Retype the records below word for word and omit any image.

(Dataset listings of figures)
——————————
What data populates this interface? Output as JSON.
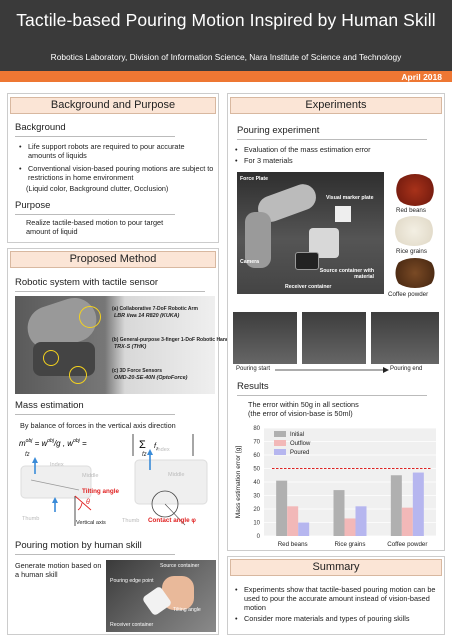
{
  "header": {
    "title": "Tactile-based Pouring Motion Inspired by Human Skill",
    "affiliation": "Robotics Laboratory, Division of Information Science, Nara Institute of Science and Technology",
    "date": "April 2018"
  },
  "background_purpose": {
    "heading": "Background and Purpose",
    "background_title": "Background",
    "bullets": [
      "Life support robots are required to pour accurate amounts of liquids",
      "Conventional vision-based pouring motions are subject to restrictions in home environment"
    ],
    "note": "(Liquid color, Background clutter, Occlusion)",
    "purpose_title": "Purpose",
    "purpose_text": "Realize tactile-based motion to pour target amount of liquid"
  },
  "method": {
    "heading": "Proposed Method",
    "robot_title": "Robotic system with tactile sensor",
    "robot_labels": [
      {
        "name": "(a) Collaborative 7-DoF Robotic Arm",
        "model": "LBR iiwa 14 R820 (KUKA)"
      },
      {
        "name": "(b) General-purpose 3-finger 1-DoF Robotic Hand",
        "model": "TRX-S (THK)"
      },
      {
        "name": "(c) 3D Force Sensors",
        "model": "OMD-20-SE-40N (OptoForce)"
      }
    ],
    "mass_title": "Mass estimation",
    "mass_text": "By balance of forces in the vertical axis direction",
    "diagram_labels": {
      "tilting": "Tilting angle",
      "contact": "Contact angle φ",
      "vertical": "Vertical axis",
      "thumb": "Thumb",
      "index": "Index",
      "middle": "Middle",
      "fz": "fz",
      "theta": "θ"
    },
    "pouring_title": "Pouring motion by human skill",
    "pouring_text": "Generate motion based on a human skill",
    "photo_labels": {
      "source": "Source container",
      "edge": "Pouring edge point",
      "tilt": "Tilting angle",
      "receiver": "Receiver container"
    }
  },
  "experiments": {
    "heading": "Experiments",
    "pouring_title": "Pouring experiment",
    "bullets": [
      "Evaluation of the mass estimation error",
      "For 3 materials"
    ],
    "setup_labels": {
      "force": "Force Plate",
      "marker": "Visual marker plate",
      "camera": "Camera",
      "source": "Source container with material",
      "receiver": "Receiver container"
    },
    "materials": [
      "Red beans",
      "Rice grains",
      "Coffee powder"
    ],
    "sequence": {
      "start": "Pouring start",
      "end": "Pouring end"
    },
    "results_title": "Results",
    "results_text": [
      "The error within 50g in all sections",
      "(the error of vision-base is 50ml)"
    ]
  },
  "chart_data": {
    "type": "bar",
    "categories": [
      "Red beans",
      "Rice grains",
      "Coffee powder"
    ],
    "series": [
      {
        "name": "Initial",
        "values": [
          41,
          34,
          45
        ],
        "color": "#b0b0b0"
      },
      {
        "name": "Outflow",
        "values": [
          22,
          13,
          21
        ],
        "color": "#f2b8b8"
      },
      {
        "name": "Poured",
        "values": [
          10,
          22,
          47
        ],
        "color": "#b6b6ef"
      }
    ],
    "ylabel": "Mass estimation error [g]",
    "ylim": [
      0,
      80
    ],
    "yticks": [
      0,
      10,
      20,
      30,
      40,
      50,
      60,
      70,
      80
    ],
    "threshold": 50,
    "threshold_color": "#dd2222",
    "legend": "top-left"
  },
  "summary": {
    "heading": "Summary",
    "bullets": [
      "Experiments show that tactile-based pouring motion can be used to pour the accurate amount instead of vision-based motion",
      "Consider more materials and types of pouring skills"
    ]
  }
}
——————————
* Written solution *
What data populates this interface? Output as JSON.
{
  "header": {
    "title": "Tactile-based Pouring Motion Inspired by Human Skill",
    "affiliation": "Robotics Laboratory, Division of Information Science, Nara Institute of Science and Technology",
    "date": "April 2018"
  },
  "background_purpose": {
    "heading": "Background and Purpose",
    "background_title": "Background",
    "bullets": [
      "Life support robots are required to pour accurate amounts of liquids",
      "Conventional vision-based pouring motions are subject to restrictions in home environment"
    ],
    "note": "(Liquid color, Background clutter, Occlusion)",
    "purpose_title": "Purpose",
    "purpose_text": "Realize tactile-based motion to pour target amount of liquid"
  },
  "method": {
    "heading": "Proposed Method",
    "robot_title": "Robotic system with tactile sensor",
    "robot_labels": [
      {
        "name": "(a) Collaborative 7-DoF Robotic Arm",
        "model": "LBR iiwa 14 R820 (KUKA)"
      },
      {
        "name": "(b) General-purpose 3-finger 1-DoF Robotic Hand",
        "model": "TRX-S (THK)"
      },
      {
        "name": "(c) 3D Force Sensors",
        "model": "OMD-20-SE-40N (OptoForce)"
      }
    ],
    "mass_title": "Mass estimation",
    "mass_text": "By balance of forces in the vertical axis direction",
    "diagram_labels": {
      "tilting": "Tilting angle",
      "contact": "Contact angle φ",
      "vertical": "Vertical axis",
      "thumb": "Thumb",
      "index": "Index",
      "middle": "Middle",
      "fz": "fz",
      "theta": "θ"
    },
    "pouring_title": "Pouring motion by human skill",
    "pouring_text": "Generate motion based on a human skill",
    "photo_labels": {
      "source": "Source container",
      "edge": "Pouring edge point",
      "tilt": "Tilting angle",
      "receiver": "Receiver container"
    }
  },
  "experiments": {
    "heading": "Experiments",
    "pouring_title": "Pouring experiment",
    "bullets": [
      "Evaluation of the mass estimation error",
      "For 3 materials"
    ],
    "setup_labels": {
      "force": "Force Plate",
      "marker": "Visual marker plate",
      "camera": "Camera",
      "source": "Source container with material",
      "receiver": "Receiver container"
    },
    "materials": [
      "Red beans",
      "Rice grains",
      "Coffee powder"
    ],
    "sequence": {
      "start": "Pouring start",
      "end": "Pouring end"
    },
    "results_title": "Results",
    "results_text": [
      "The error within 50g in all sections",
      "(the error of vision-base is 50ml)"
    ]
  },
  "chart_data": {
    "type": "bar",
    "categories": [
      "Red beans",
      "Rice grains",
      "Coffee powder"
    ],
    "series": [
      {
        "name": "Initial",
        "values": [
          41,
          34,
          45
        ],
        "color": "#b0b0b0"
      },
      {
        "name": "Outflow",
        "values": [
          22,
          13,
          21
        ],
        "color": "#f2b8b8"
      },
      {
        "name": "Poured",
        "values": [
          10,
          22,
          47
        ],
        "color": "#b6b6ef"
      }
    ],
    "ylabel": "Mass estimation error [g]",
    "ylim": [
      0,
      80
    ],
    "yticks": [
      0,
      10,
      20,
      30,
      40,
      50,
      60,
      70,
      80
    ],
    "threshold": 50,
    "threshold_color": "#dd2222",
    "legend": "top-left"
  },
  "summary": {
    "heading": "Summary",
    "bullets": [
      "Experiments show that tactile-based pouring motion can be used to pour the accurate amount instead of vision-based motion",
      "Consider more materials and types of pouring skills"
    ]
  }
}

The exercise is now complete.